(Stored records)

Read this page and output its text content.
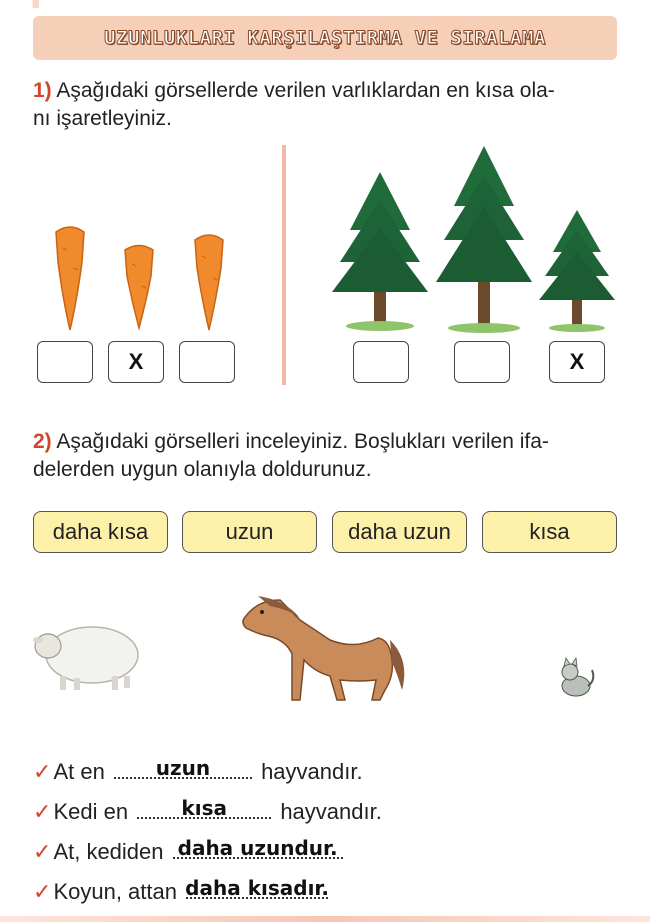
UZUNLUKLARI KARŞILAŞTIRMA VE SIRALAMA
1) Aşağıdaki görsellerde verilen varlıklardan en kısa ola-
nı işaretleyiniz.
X	X
2) Aşağıdaki görselleri inceleyiniz. Boşlukları verilen ifa-
delerden uygun olanıyla doldurunuz.
daha kısa	uzun	daha uzun	kısa
✓At en	uzun hayvandır.
✓Kedi en	kısa hayvandır.
✓At, kediden daha uzundur.
✓Koyun, attan daha kısadır.
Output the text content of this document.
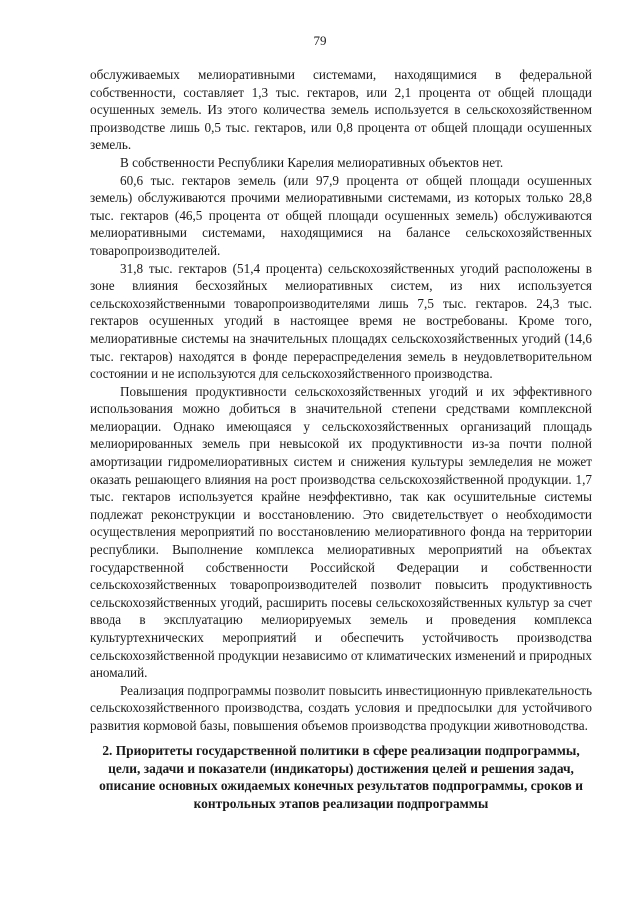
79

обслуживаемых мелиоративными системами, находящимися в федеральной собственности, составляет 1,3 тыс. гектаров, или 2,1 процента от общей площади осушенных земель. Из этого количества земель используется в сельскохозяйственном производстве лишь 0,5 тыс. гектаров, или 0,8 процента от общей площади осушенных земель.

В собственности Республики Карелия мелиоративных объектов нет.

60,6 тыс. гектаров земель (или 97,9 процента от общей площади осушенных земель) обслуживаются прочими мелиоративными системами, из которых только 28,8 тыс. гектаров (46,5 процента от общей площади осушенных земель) обслуживаются мелиоративными системами, находящимися на балансе сельскохозяйственных товаропроизводителей.

31,8 тыс. гектаров (51,4 процента) сельскохозяйственных угодий расположены в зоне влияния бесхозяйных мелиоративных систем, из них используется сельскохозяйственными товаропроизводителями лишь 7,5 тыс. гектаров. 24,3 тыс. гектаров осушенных угодий в настоящее время не востребованы. Кроме того, мелиоративные системы на значительных площадях сельскохозяйственных угодий (14,6 тыс. гектаров) находятся в фонде перераспределения земель в неудовлетворительном состоянии и не используются для сельскохозяйственного производства.

Повышения продуктивности сельскохозяйственных угодий и их эффективного использования можно добиться в значительной степени средствами комплексной мелиорации. Однако имеющаяся у сельскохозяйственных организаций площадь мелиорированных земель при невысокой их продуктивности из-за почти полной амортизации гидромелиоративных систем и снижения культуры земледелия не может оказать решающего влияния на рост производства сельскохозяйственной продукции. 1,7 тыс. гектаров используется крайне неэффективно, так как осушительные системы подлежат реконструкции и восстановлению. Это свидетельствует о необходимости осуществления мероприятий по восстановлению мелиоративного фонда на территории республики. Выполнение комплекса мелиоративных мероприятий на объектах государственной собственности Российской Федерации и собственности сельскохозяйственных товаропроизводителей позволит повысить продуктивность сельскохозяйственных угодий, расширить посевы сельскохозяйственных культур за счет ввода в эксплуатацию мелиорируемых земель и проведения комплекса культуртехнических мероприятий и обеспечить устойчивость производства сельскохозяйственной продукции независимо от климатических изменений и природных аномалий.

Реализация подпрограммы позволит повысить инвестиционную привлекательность сельскохозяйственного производства, создать условия и предпосылки для устойчивого развития кормовой базы, повышения объемов производства продукции животноводства.

2. Приоритеты государственной политики в сфере реализации подпрограммы, цели, задачи и показатели (индикаторы) достижения целей и решения задач, описание основных ожидаемых конечных результатов подпрограммы, сроков и контрольных этапов реализации подпрограммы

▶ Aim: Every line of the material is to be quoted exactly, with no pictures carried over.

▶ Written reply:
Read this page and output its text content.
UZUNLUKLARI KARŞILAŞTIRMA VE SIRALAMA
1) Aşağıdaki görsellerde verilen varlıklardan en kısa ola-
nı işaretleyiniz.
X	X
2) Aşağıdaki görselleri inceleyiniz. Boşlukları verilen ifa-
delerden uygun olanıyla doldurunuz.
daha kısa	uzun	daha uzun	kısa
✓At en	uzun hayvandır.
✓Kedi en	kısa hayvandır.
✓At, kediden daha uzundur.
✓Koyun, attan daha kısadır.
Output the text content of this document.
79

обслуживаемых мелиоративными системами, находящимися в федеральной собственности, составляет 1,3 тыс. гектаров, или 2,1 процента от общей площади осушенных земель. Из этого количества земель используется в сельскохозяйственном производстве лишь 0,5 тыс. гектаров, или 0,8 процента от общей площади осушенных земель.

В собственности Республики Карелия мелиоративных объектов нет.

60,6 тыс. гектаров земель (или 97,9 процента от общей площади осушенных земель) обслуживаются прочими мелиоративными системами, из которых только 28,8 тыс. гектаров (46,5 процента от общей площади осушенных земель) обслуживаются мелиоративными системами, находящимися на балансе сельскохозяйственных товаропроизводителей.

31,8 тыс. гектаров (51,4 процента) сельскохозяйственных угодий расположены в зоне влияния бесхозяйных мелиоративных систем, из них используется сельскохозяйственными товаропроизводителями лишь 7,5 тыс. гектаров. 24,3 тыс. гектаров осушенных угодий в настоящее время не востребованы. Кроме того, мелиоративные системы на значительных площадях сельскохозяйственных угодий (14,6 тыс. гектаров) находятся в фонде перераспределения земель в неудовлетворительном состоянии и не используются для сельскохозяйственного производства.

Повышения продуктивности сельскохозяйственных угодий и их эффективного использования можно добиться в значительной степени средствами комплексной мелиорации. Однако имеющаяся у сельскохозяйственных организаций площадь мелиорированных земель при невысокой их продуктивности из-за почти полной амортизации гидромелиоративных систем и снижения культуры земледелия не может оказать решающего влияния на рост производства сельскохозяйственной продукции. 1,7 тыс. гектаров используется крайне неэффективно, так как осушительные системы подлежат реконструкции и восстановлению. Это свидетельствует о необходимости осуществления мероприятий по восстановлению мелиоративного фонда на территории республики. Выполнение комплекса мелиоративных мероприятий на объектах государственной собственности Российской Федерации и собственности сельскохозяйственных товаропроизводителей позволит повысить продуктивность сельскохозяйственных угодий, расширить посевы сельскохозяйственных культур за счет ввода в эксплуатацию мелиорируемых земель и проведения комплекса культуртехнических мероприятий и обеспечить устойчивость производства сельскохозяйственной продукции независимо от климатических изменений и природных аномалий.

Реализация подпрограммы позволит повысить инвестиционную привлекательность сельскохозяйственного производства, создать условия и предпосылки для устойчивого развития кормовой базы, повышения объемов производства продукции животноводства.

2. Приоритеты государственной политики в сфере реализации подпрограммы, цели, задачи и показатели (индикаторы) достижения целей и решения задач, описание основных ожидаемых конечных результатов подпрограммы, сроков и контрольных этапов реализации подпрограммы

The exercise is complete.